*Written exercise*. All entries below are to be set down again, identical to the source.

*Record list*.
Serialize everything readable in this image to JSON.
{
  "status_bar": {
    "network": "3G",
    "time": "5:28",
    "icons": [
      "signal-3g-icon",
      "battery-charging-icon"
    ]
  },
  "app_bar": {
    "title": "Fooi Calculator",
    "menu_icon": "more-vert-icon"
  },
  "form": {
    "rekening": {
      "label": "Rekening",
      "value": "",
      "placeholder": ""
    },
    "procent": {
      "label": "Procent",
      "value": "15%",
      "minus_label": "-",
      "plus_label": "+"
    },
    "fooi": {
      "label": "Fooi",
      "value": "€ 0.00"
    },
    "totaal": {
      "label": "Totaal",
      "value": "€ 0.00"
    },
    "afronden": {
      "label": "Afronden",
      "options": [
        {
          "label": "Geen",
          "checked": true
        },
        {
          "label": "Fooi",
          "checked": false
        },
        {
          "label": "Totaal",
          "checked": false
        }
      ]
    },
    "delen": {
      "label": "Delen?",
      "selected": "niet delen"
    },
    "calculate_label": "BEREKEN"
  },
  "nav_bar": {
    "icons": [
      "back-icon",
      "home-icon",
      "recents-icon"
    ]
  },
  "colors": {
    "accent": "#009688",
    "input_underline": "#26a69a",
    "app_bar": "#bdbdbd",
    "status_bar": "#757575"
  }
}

*Task output*.
Serialize everything readable in this image to JSON.
{
  "status_bar": {
    "network": "3G",
    "time": "5:28",
    "icons": [
      "signal-3g-icon",
      "battery-charging-icon"
    ]
  },
  "app_bar": {
    "title": "Fooi Calculator",
    "menu_icon": "more-vert-icon"
  },
  "form": {
    "rekening": {
      "label": "Rekening",
      "value": "",
      "placeholder": ""
    },
    "procent": {
      "label": "Procent",
      "value": "15%",
      "minus_label": "-",
      "plus_label": "+"
    },
    "fooi": {
      "label": "Fooi",
      "value": "€ 0.00"
    },
    "totaal": {
      "label": "Totaal",
      "value": "€ 0.00"
    },
    "afronden": {
      "label": "Afronden",
      "options": [
        {
          "label": "Geen",
          "checked": true
        },
        {
          "label": "Fooi",
          "checked": false
        },
        {
          "label": "Totaal",
          "checked": false
        }
      ]
    },
    "delen": {
      "label": "Delen?",
      "selected": "niet delen"
    },
    "calculate_label": "BEREKEN"
  },
  "nav_bar": {
    "icons": [
      "back-icon",
      "home-icon",
      "recents-icon"
    ]
  },
  "colors": {
    "accent": "#009688",
    "input_underline": "#26a69a",
    "app_bar": "#bdbdbd",
    "status_bar": "#757575"
  }
}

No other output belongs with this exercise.